*Aim of the task*.
Find each line with the string "PCBs" and report it.
start Listing
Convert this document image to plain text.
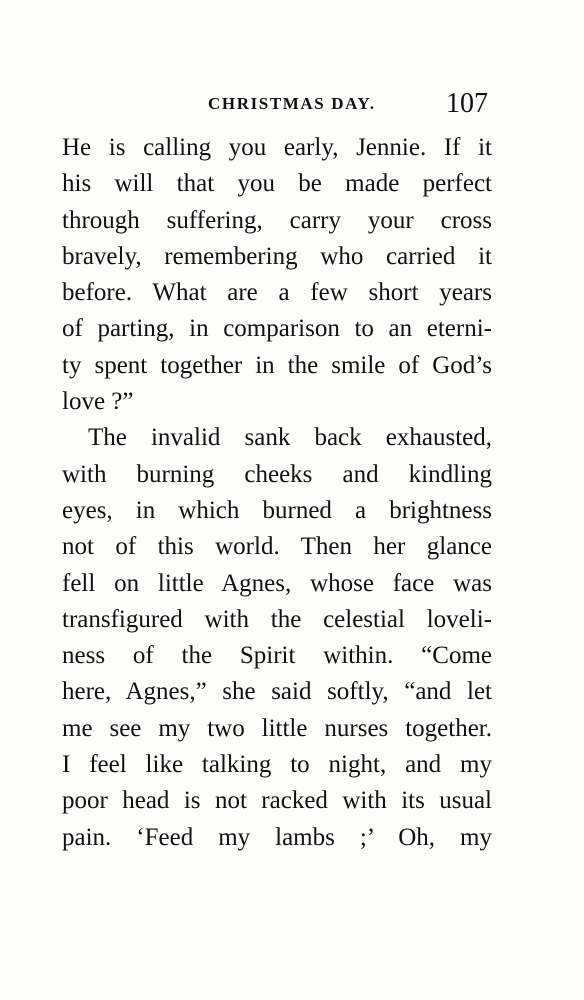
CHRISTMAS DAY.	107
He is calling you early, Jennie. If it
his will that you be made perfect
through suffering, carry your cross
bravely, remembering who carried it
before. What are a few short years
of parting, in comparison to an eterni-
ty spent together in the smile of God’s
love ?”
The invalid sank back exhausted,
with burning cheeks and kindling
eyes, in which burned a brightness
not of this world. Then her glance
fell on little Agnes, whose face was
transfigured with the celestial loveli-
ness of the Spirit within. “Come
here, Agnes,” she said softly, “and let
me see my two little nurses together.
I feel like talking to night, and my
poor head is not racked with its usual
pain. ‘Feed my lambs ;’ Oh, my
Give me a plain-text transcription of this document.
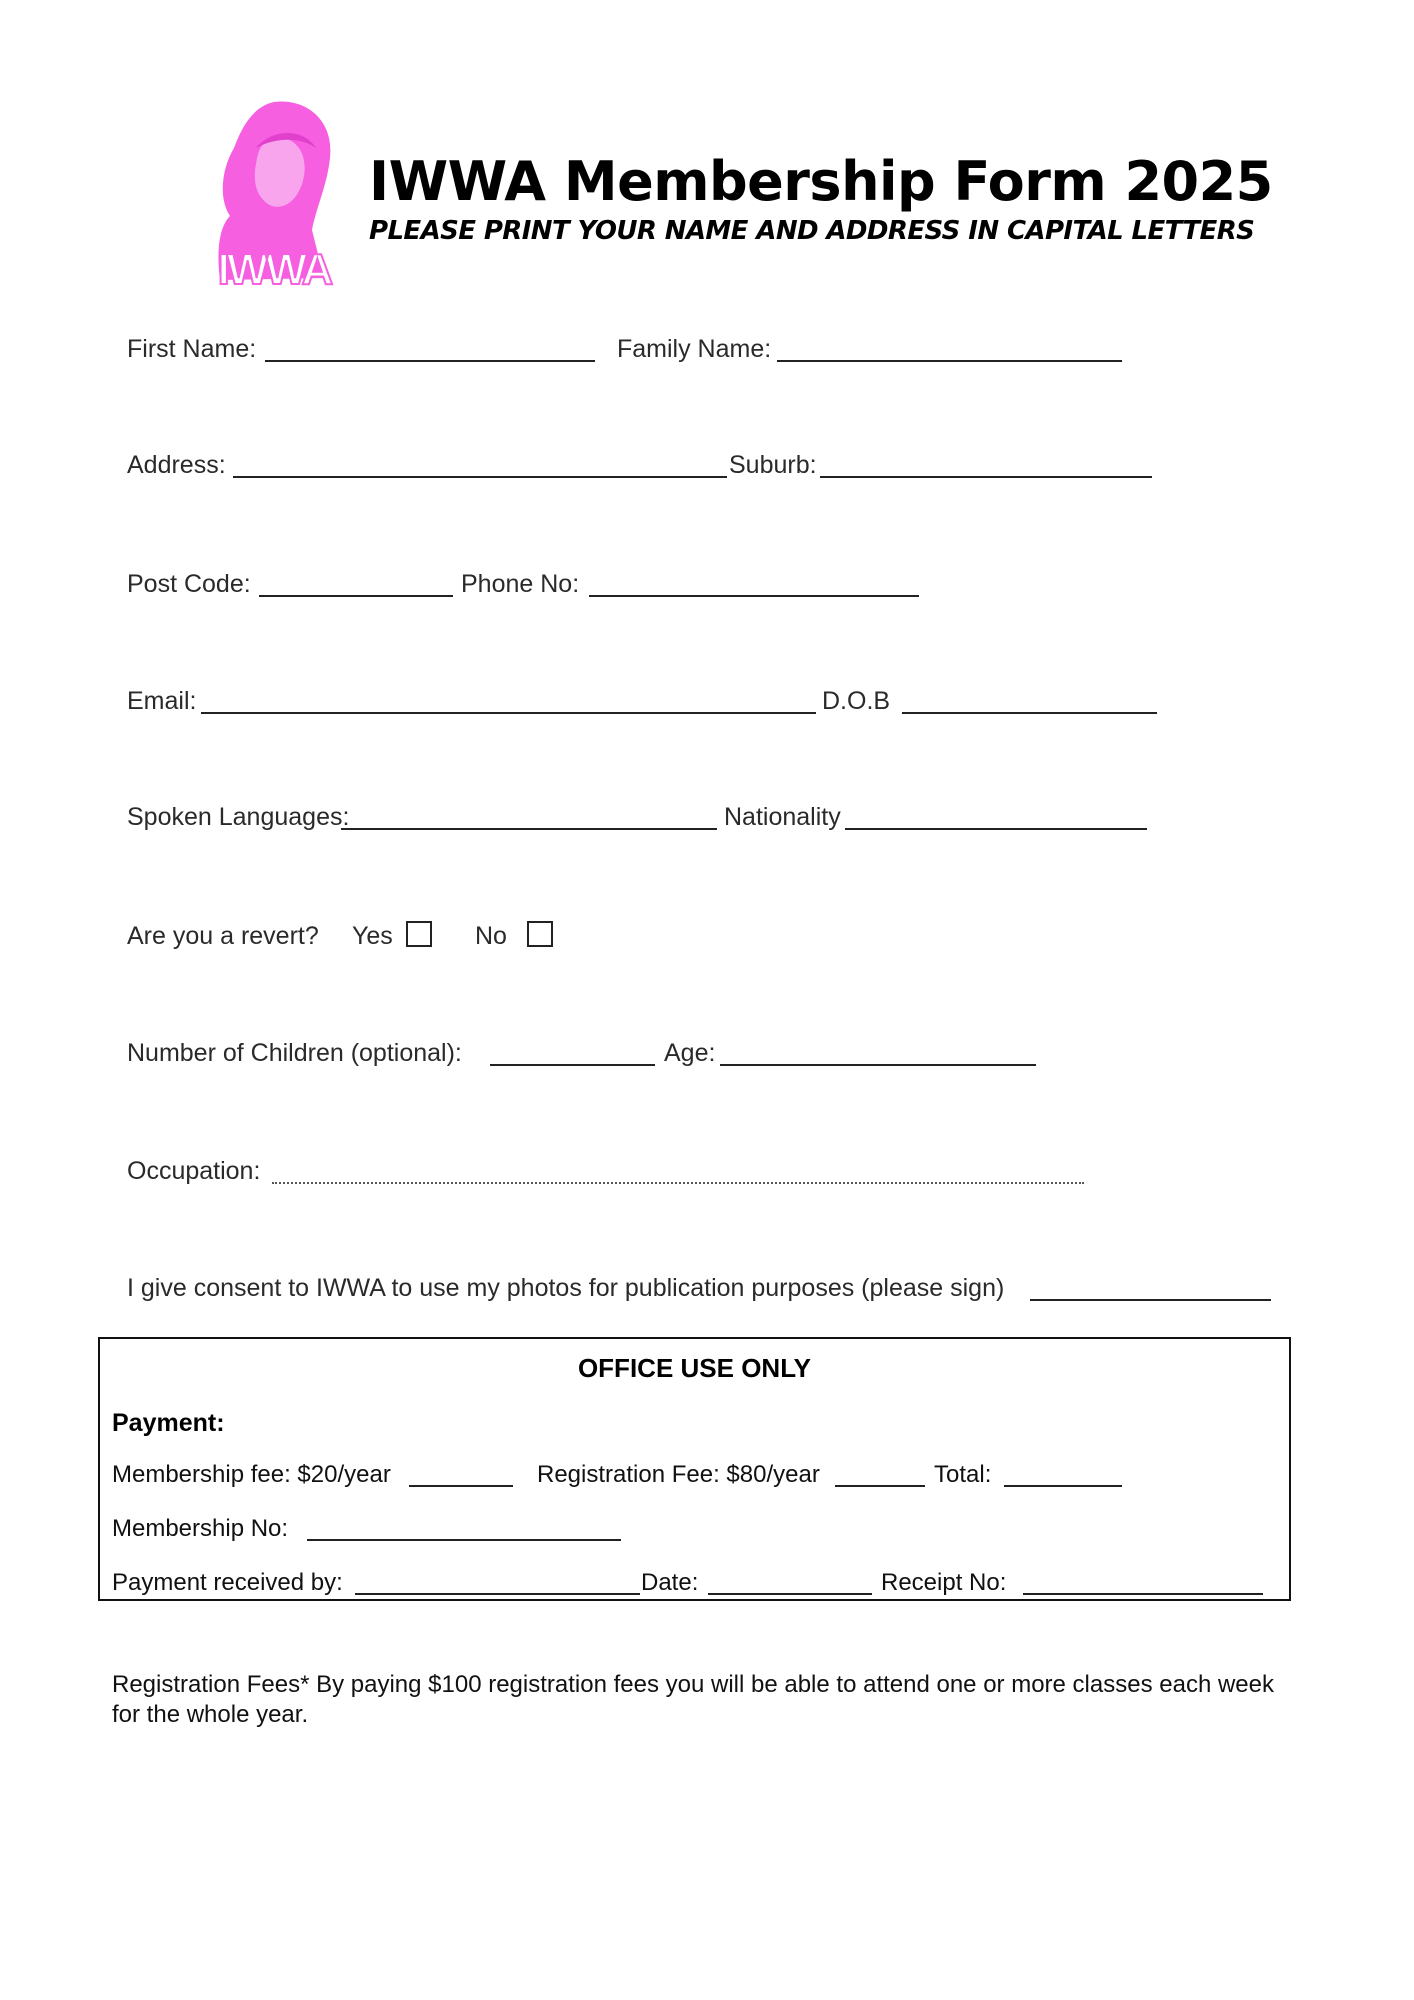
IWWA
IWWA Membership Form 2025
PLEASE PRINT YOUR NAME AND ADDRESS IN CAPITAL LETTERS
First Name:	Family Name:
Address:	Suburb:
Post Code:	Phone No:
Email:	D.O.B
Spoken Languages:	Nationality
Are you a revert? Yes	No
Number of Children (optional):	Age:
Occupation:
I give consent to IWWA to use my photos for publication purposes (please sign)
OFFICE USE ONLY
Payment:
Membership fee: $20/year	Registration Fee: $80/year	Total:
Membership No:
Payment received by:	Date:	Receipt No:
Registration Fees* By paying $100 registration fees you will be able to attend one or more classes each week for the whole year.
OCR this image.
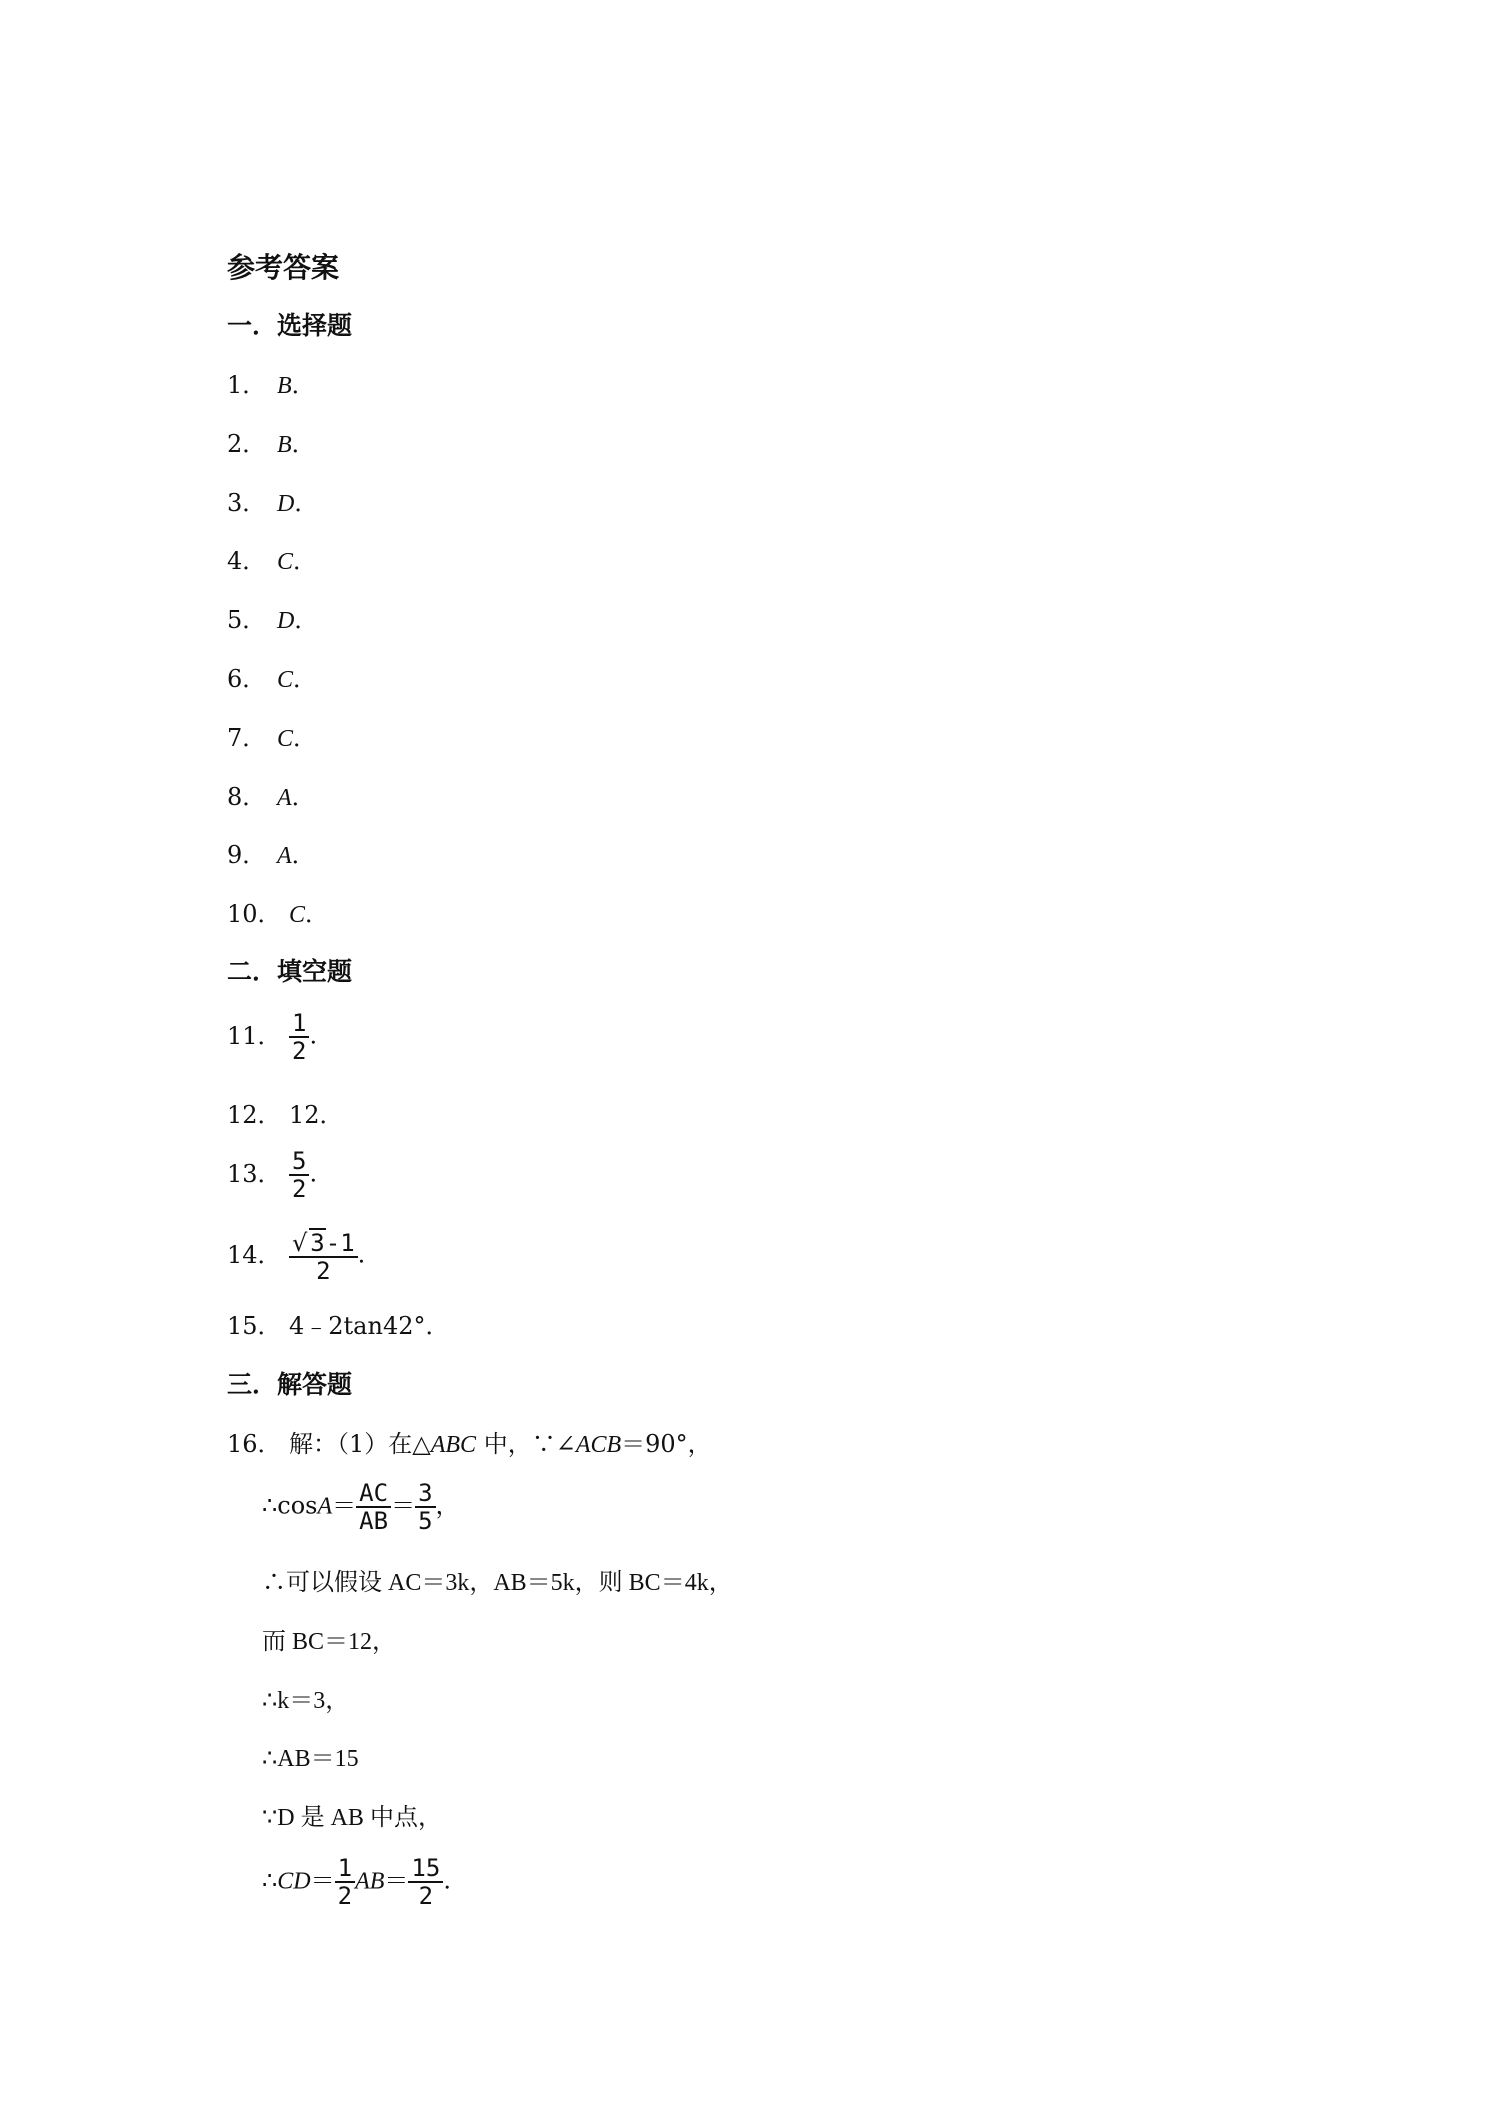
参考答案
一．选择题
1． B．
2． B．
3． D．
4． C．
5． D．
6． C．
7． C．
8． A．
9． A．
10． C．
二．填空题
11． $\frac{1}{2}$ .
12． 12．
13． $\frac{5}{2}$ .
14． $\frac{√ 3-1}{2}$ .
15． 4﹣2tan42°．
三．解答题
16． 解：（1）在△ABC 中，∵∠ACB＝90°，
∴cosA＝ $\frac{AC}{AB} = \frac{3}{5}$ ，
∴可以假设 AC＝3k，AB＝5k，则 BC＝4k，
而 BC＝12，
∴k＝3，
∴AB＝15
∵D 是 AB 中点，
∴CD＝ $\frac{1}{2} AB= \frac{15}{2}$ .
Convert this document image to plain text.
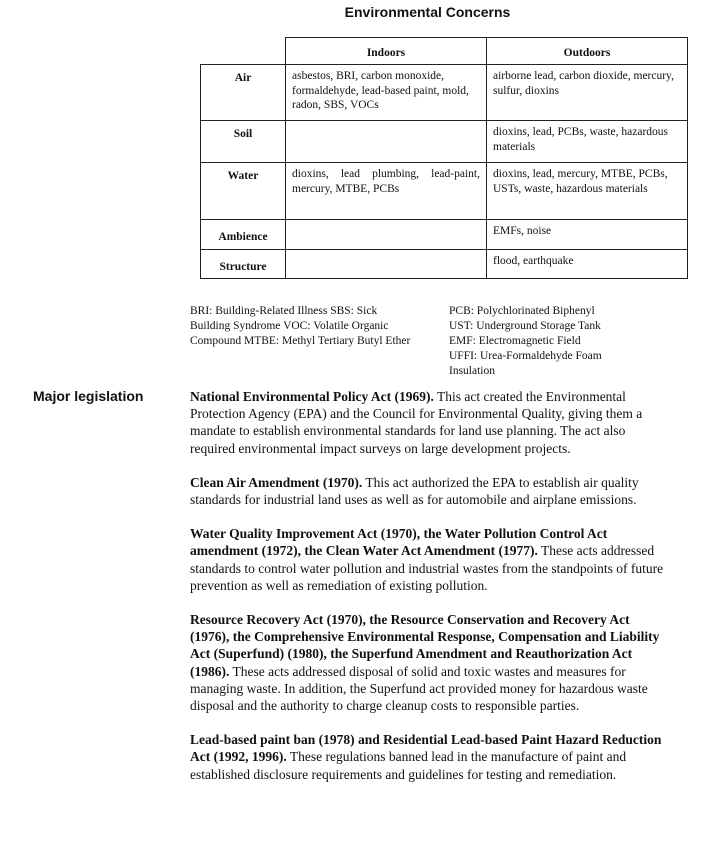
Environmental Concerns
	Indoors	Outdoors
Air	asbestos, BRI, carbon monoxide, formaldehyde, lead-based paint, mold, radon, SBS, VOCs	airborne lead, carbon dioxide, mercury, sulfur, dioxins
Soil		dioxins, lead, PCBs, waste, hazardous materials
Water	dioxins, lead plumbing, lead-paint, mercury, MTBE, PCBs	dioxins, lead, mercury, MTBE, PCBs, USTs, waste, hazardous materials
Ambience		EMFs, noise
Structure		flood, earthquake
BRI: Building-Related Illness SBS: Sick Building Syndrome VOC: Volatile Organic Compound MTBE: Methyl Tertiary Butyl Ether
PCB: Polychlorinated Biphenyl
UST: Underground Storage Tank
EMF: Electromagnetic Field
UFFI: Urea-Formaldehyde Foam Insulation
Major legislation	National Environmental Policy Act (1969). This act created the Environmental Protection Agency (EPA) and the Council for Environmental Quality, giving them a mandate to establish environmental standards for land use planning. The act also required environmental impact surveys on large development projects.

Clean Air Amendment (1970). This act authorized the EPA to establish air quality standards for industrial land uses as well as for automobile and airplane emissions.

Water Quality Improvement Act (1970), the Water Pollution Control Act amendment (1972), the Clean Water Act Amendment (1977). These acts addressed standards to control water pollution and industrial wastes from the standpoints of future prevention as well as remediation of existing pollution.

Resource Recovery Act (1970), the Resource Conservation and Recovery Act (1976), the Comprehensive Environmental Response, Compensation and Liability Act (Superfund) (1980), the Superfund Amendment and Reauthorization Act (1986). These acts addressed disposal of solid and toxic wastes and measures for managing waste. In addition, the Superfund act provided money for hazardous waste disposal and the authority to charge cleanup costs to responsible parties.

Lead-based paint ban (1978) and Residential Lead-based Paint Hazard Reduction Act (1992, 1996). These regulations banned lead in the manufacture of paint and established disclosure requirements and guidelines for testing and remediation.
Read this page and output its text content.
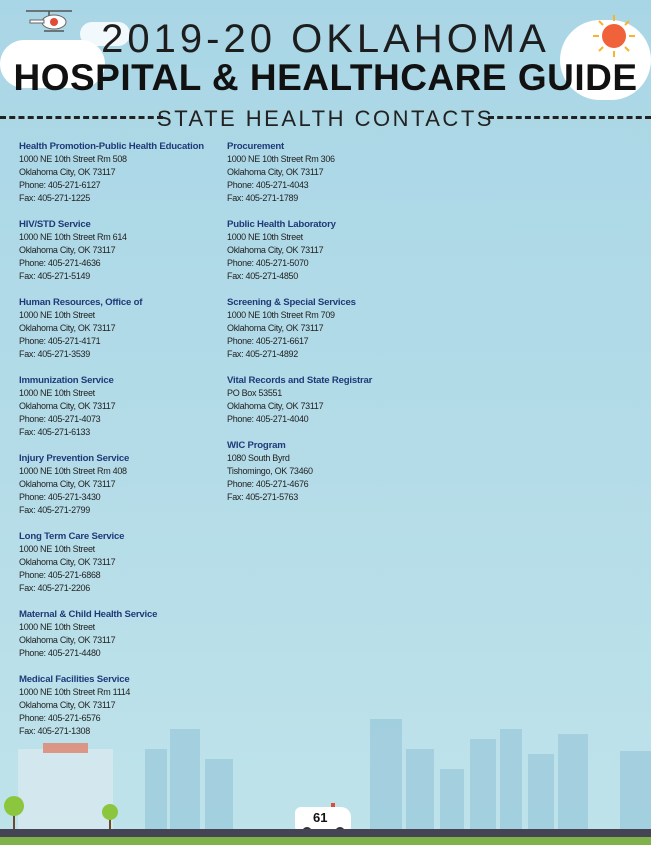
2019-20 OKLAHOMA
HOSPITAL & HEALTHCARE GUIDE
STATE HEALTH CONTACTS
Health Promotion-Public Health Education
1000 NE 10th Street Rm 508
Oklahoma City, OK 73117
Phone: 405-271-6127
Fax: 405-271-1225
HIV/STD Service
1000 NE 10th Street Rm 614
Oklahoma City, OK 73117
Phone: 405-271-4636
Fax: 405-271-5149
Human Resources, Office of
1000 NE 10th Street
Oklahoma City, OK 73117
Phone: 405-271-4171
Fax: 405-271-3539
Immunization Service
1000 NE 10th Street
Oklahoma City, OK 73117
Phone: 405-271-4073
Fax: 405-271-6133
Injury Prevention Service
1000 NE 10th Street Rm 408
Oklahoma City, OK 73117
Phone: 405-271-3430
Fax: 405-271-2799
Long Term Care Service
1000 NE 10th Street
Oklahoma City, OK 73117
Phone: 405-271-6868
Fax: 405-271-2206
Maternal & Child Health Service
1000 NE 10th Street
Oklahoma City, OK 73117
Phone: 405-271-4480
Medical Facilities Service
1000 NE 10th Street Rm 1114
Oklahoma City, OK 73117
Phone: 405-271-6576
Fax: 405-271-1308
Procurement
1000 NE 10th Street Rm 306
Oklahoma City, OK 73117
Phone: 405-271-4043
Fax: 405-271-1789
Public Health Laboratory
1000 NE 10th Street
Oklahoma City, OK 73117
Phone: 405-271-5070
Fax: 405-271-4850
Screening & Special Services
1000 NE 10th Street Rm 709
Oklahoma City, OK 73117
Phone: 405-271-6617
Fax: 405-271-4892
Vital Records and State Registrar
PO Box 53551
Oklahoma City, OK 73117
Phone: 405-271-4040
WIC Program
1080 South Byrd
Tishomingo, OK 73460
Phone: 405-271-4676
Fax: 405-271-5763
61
end Listing
*Solution for this problem*.
Soil		dioxins, lead, PCBs, waste, hazardous materials
Water	dioxins, lead plumbing, lead-paint, mercury, MTBE, PCBs	dioxins, lead, mercury, MTBE, PCBs, USTs, waste, hazardous materials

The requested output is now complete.